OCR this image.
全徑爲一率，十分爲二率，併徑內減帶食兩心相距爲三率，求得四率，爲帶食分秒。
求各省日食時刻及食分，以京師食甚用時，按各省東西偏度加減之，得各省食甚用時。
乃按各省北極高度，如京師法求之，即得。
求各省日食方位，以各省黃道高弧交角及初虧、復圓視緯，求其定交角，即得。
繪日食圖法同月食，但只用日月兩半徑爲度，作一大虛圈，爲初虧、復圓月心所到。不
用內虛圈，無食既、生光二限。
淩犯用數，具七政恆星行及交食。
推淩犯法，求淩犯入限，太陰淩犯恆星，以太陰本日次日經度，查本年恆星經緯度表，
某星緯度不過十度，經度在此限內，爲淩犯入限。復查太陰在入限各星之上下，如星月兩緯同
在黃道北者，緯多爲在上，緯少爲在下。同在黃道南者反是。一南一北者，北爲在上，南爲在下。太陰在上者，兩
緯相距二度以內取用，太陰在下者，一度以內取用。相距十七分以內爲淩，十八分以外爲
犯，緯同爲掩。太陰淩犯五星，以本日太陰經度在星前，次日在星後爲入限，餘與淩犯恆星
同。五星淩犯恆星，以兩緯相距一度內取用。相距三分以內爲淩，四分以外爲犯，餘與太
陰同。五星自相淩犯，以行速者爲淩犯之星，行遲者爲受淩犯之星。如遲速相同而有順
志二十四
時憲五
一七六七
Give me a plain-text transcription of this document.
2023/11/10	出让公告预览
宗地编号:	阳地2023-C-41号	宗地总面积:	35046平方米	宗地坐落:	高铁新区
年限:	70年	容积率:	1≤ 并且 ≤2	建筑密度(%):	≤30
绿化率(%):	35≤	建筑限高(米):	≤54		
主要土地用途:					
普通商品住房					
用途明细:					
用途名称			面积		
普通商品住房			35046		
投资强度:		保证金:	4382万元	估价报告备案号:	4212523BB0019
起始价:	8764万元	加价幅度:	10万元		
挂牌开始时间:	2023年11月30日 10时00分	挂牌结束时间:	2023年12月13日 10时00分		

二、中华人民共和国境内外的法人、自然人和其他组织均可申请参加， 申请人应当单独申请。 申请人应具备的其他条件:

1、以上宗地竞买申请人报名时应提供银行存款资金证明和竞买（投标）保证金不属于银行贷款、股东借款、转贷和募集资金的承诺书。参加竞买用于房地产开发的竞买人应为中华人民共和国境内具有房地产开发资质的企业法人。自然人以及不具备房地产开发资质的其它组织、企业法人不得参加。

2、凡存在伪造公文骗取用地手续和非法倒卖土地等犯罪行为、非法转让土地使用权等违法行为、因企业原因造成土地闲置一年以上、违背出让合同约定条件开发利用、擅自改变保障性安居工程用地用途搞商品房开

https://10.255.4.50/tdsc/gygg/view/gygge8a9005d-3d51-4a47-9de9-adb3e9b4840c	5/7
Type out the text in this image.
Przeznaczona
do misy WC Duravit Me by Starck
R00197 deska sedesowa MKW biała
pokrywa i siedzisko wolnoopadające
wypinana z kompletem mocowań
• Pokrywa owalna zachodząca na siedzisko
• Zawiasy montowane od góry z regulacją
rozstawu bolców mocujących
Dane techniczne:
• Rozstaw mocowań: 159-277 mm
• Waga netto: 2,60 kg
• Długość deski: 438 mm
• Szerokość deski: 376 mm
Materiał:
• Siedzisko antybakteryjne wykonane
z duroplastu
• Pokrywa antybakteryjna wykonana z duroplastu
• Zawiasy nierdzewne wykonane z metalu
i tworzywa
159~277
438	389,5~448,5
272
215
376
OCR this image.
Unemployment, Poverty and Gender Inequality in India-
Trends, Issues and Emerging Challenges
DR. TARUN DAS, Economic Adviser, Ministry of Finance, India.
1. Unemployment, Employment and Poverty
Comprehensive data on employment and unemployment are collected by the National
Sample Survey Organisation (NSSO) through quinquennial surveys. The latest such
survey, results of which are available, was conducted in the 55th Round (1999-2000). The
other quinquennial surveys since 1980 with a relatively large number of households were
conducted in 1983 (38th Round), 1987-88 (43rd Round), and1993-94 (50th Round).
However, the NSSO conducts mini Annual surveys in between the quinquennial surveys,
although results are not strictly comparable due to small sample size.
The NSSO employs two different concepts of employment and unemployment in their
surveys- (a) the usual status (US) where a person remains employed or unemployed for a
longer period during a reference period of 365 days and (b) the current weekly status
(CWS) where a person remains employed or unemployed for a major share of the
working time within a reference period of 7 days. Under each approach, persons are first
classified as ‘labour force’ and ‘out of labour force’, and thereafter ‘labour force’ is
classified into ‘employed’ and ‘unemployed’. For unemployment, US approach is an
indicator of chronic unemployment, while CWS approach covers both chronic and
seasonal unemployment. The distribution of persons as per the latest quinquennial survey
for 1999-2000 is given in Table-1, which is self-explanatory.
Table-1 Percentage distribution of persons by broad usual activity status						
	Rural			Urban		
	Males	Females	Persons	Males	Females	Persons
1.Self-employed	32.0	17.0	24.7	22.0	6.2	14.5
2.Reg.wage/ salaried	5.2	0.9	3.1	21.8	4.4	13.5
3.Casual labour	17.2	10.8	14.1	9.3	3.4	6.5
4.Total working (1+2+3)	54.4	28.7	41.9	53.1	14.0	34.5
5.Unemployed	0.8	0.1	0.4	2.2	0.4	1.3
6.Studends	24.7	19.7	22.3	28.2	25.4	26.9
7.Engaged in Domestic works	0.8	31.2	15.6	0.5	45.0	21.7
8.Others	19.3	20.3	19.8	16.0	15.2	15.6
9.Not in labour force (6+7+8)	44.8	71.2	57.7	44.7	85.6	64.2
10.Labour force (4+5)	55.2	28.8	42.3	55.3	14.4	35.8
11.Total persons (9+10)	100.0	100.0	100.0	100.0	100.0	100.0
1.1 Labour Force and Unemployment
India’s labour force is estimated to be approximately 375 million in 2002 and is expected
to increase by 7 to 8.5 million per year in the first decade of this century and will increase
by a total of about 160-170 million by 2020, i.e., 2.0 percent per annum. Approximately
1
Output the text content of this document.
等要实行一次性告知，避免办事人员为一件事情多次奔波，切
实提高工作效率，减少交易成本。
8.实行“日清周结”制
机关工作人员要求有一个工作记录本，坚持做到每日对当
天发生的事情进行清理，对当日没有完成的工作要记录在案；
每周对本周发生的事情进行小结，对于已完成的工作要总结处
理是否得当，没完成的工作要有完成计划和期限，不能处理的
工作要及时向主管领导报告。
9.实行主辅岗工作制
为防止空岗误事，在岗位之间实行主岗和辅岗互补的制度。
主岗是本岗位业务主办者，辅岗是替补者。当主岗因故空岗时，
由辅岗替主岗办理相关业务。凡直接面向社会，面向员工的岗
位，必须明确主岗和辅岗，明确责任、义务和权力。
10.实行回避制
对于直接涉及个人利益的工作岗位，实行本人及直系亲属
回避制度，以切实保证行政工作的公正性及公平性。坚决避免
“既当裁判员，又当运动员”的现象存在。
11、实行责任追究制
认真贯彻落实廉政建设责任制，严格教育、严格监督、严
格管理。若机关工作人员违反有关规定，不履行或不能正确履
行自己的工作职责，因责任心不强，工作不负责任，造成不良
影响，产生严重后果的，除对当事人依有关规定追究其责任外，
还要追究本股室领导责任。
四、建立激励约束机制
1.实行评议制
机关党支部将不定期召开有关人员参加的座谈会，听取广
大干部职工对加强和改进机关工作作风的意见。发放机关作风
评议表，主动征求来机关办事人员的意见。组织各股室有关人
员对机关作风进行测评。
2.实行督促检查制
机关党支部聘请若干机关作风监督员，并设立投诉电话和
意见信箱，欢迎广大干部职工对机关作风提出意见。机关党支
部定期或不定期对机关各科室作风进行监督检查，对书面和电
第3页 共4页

▶ [Directive] Reproduce each record shown above without altering a single word.

▶ [Worked answer]
OCR this image.
全徑爲一率，十分爲二率，併徑內減帶食兩心相距爲三率，求得四率，爲帶食分秒。
求各省日食時刻及食分，以京師食甚用時，按各省東西偏度加減之，得各省食甚用時。
乃按各省北極高度，如京師法求之，即得。
求各省日食方位，以各省黃道高弧交角及初虧、復圓視緯，求其定交角，即得。
繪日食圖法同月食，但只用日月兩半徑爲度，作一大虛圈，爲初虧、復圓月心所到。不
用內虛圈，無食既、生光二限。
淩犯用數，具七政恆星行及交食。
推淩犯法，求淩犯入限，太陰淩犯恆星，以太陰本日次日經度，查本年恆星經緯度表，
某星緯度不過十度，經度在此限內，爲淩犯入限。復查太陰在入限各星之上下，如星月兩緯同
在黃道北者，緯多爲在上，緯少爲在下。同在黃道南者反是。一南一北者，北爲在上，南爲在下。太陰在上者，兩
緯相距二度以內取用，太陰在下者，一度以內取用。相距十七分以內爲淩，十八分以外爲
犯，緯同爲掩。太陰淩犯五星，以本日太陰經度在星前，次日在星後爲入限，餘與淩犯恆星
同。五星淩犯恆星，以兩緯相距一度內取用。相距三分以內爲淩，四分以外爲犯，餘與太
陰同。五星自相淩犯，以行速者爲淩犯之星，行遲者爲受淩犯之星。如遲速相同而有順
志二十四
時憲五
一七六七
Give me a plain-text transcription of this document.
2023/11/10	出让公告预览
宗地编号:	阳地2023-C-41号	宗地总面积:	35046平方米	宗地坐落:	高铁新区
年限:	70年	容积率:	1≤ 并且 ≤2	建筑密度(%):	≤30
绿化率(%):	35≤	建筑限高(米):	≤54		
主要土地用途:					
普通商品住房					
用途明细:					
用途名称			面积		
普通商品住房			35046		
投资强度:		保证金:	4382万元	估价报告备案号:	4212523BB0019
起始价:	8764万元	加价幅度:	10万元		
挂牌开始时间:	2023年11月30日 10时00分	挂牌结束时间:	2023年12月13日 10时00分		

二、中华人民共和国境内外的法人、自然人和其他组织均可申请参加， 申请人应当单独申请。 申请人应具备的其他条件:

1、以上宗地竞买申请人报名时应提供银行存款资金证明和竞买（投标）保证金不属于银行贷款、股东借款、转贷和募集资金的承诺书。参加竞买用于房地产开发的竞买人应为中华人民共和国境内具有房地产开发资质的企业法人。自然人以及不具备房地产开发资质的其它组织、企业法人不得参加。

2、凡存在伪造公文骗取用地手续和非法倒卖土地等犯罪行为、非法转让土地使用权等违法行为、因企业原因造成土地闲置一年以上、违背出让合同约定条件开发利用、擅自改变保障性安居工程用地用途搞商品房开

https://10.255.4.50/tdsc/gygg/view/gygge8a9005d-3d51-4a47-9de9-adb3e9b4840c	5/7
Type out the text in this image.
Przeznaczona
do misy WC Duravit Me by Starck
R00197 deska sedesowa MKW biała
pokrywa i siedzisko wolnoopadające
wypinana z kompletem mocowań
• Pokrywa owalna zachodząca na siedzisko
• Zawiasy montowane od góry z regulacją
rozstawu bolców mocujących
Dane techniczne:
• Rozstaw mocowań: 159-277 mm
• Waga netto: 2,60 kg
• Długość deski: 438 mm
• Szerokość deski: 376 mm
Materiał:
• Siedzisko antybakteryjne wykonane
z duroplastu
• Pokrywa antybakteryjna wykonana z duroplastu
• Zawiasy nierdzewne wykonane z metalu
i tworzywa
159~277
438	389,5~448,5
272
215
376
OCR this image.
Unemployment, Poverty and Gender Inequality in India-
Trends, Issues and Emerging Challenges
DR. TARUN DAS, Economic Adviser, Ministry of Finance, India.
1. Unemployment, Employment and Poverty
Comprehensive data on employment and unemployment are collected by the National
Sample Survey Organisation (NSSO) through quinquennial surveys. The latest such
survey, results of which are available, was conducted in the 55th Round (1999-2000). The
other quinquennial surveys since 1980 with a relatively large number of households were
conducted in 1983 (38th Round), 1987-88 (43rd Round), and1993-94 (50th Round).
However, the NSSO conducts mini Annual surveys in between the quinquennial surveys,
although results are not strictly comparable due to small sample size.
The NSSO employs two different concepts of employment and unemployment in their
surveys- (a) the usual status (US) where a person remains employed or unemployed for a
longer period during a reference period of 365 days and (b) the current weekly status
(CWS) where a person remains employed or unemployed for a major share of the
working time within a reference period of 7 days. Under each approach, persons are first
classified as ‘labour force’ and ‘out of labour force’, and thereafter ‘labour force’ is
classified into ‘employed’ and ‘unemployed’. For unemployment, US approach is an
indicator of chronic unemployment, while CWS approach covers both chronic and
seasonal unemployment. The distribution of persons as per the latest quinquennial survey
for 1999-2000 is given in Table-1, which is self-explanatory.
Table-1 Percentage distribution of persons by broad usual activity status						
	Rural			Urban		
	Males	Females	Persons	Males	Females	Persons
1.Self-employed	32.0	17.0	24.7	22.0	6.2	14.5
2.Reg.wage/ salaried	5.2	0.9	3.1	21.8	4.4	13.5
3.Casual labour	17.2	10.8	14.1	9.3	3.4	6.5
4.Total working (1+2+3)	54.4	28.7	41.9	53.1	14.0	34.5
5.Unemployed	0.8	0.1	0.4	2.2	0.4	1.3
6.Studends	24.7	19.7	22.3	28.2	25.4	26.9
7.Engaged in Domestic works	0.8	31.2	15.6	0.5	45.0	21.7
8.Others	19.3	20.3	19.8	16.0	15.2	15.6
9.Not in labour force (6+7+8)	44.8	71.2	57.7	44.7	85.6	64.2
10.Labour force (4+5)	55.2	28.8	42.3	55.3	14.4	35.8
11.Total persons (9+10)	100.0	100.0	100.0	100.0	100.0	100.0
1.1 Labour Force and Unemployment
India’s labour force is estimated to be approximately 375 million in 2002 and is expected
to increase by 7 to 8.5 million per year in the first decade of this century and will increase
by a total of about 160-170 million by 2020, i.e., 2.0 percent per annum. Approximately
1
Output the text content of this document.
等要实行一次性告知，避免办事人员为一件事情多次奔波，切
实提高工作效率，减少交易成本。
8.实行“日清周结”制
机关工作人员要求有一个工作记录本，坚持做到每日对当
天发生的事情进行清理，对当日没有完成的工作要记录在案；
每周对本周发生的事情进行小结，对于已完成的工作要总结处
理是否得当，没完成的工作要有完成计划和期限，不能处理的
工作要及时向主管领导报告。
9.实行主辅岗工作制
为防止空岗误事，在岗位之间实行主岗和辅岗互补的制度。
主岗是本岗位业务主办者，辅岗是替补者。当主岗因故空岗时，
由辅岗替主岗办理相关业务。凡直接面向社会，面向员工的岗
位，必须明确主岗和辅岗，明确责任、义务和权力。
10.实行回避制
对于直接涉及个人利益的工作岗位，实行本人及直系亲属
回避制度，以切实保证行政工作的公正性及公平性。坚决避免
“既当裁判员，又当运动员”的现象存在。
11、实行责任追究制
认真贯彻落实廉政建设责任制，严格教育、严格监督、严
格管理。若机关工作人员违反有关规定，不履行或不能正确履
行自己的工作职责，因责任心不强，工作不负责任，造成不良
影响，产生严重后果的，除对当事人依有关规定追究其责任外，
还要追究本股室领导责任。
四、建立激励约束机制
1.实行评议制
机关党支部将不定期召开有关人员参加的座谈会，听取广
大干部职工对加强和改进机关工作作风的意见。发放机关作风
评议表，主动征求来机关办事人员的意见。组织各股室有关人
员对机关作风进行测评。
2.实行督促检查制
机关党支部聘请若干机关作风监督员，并设立投诉电话和
意见信箱，欢迎广大干部职工对机关作风提出意见。机关党支
部定期或不定期对机关各科室作风进行监督检查，对书面和电
第3页 共4页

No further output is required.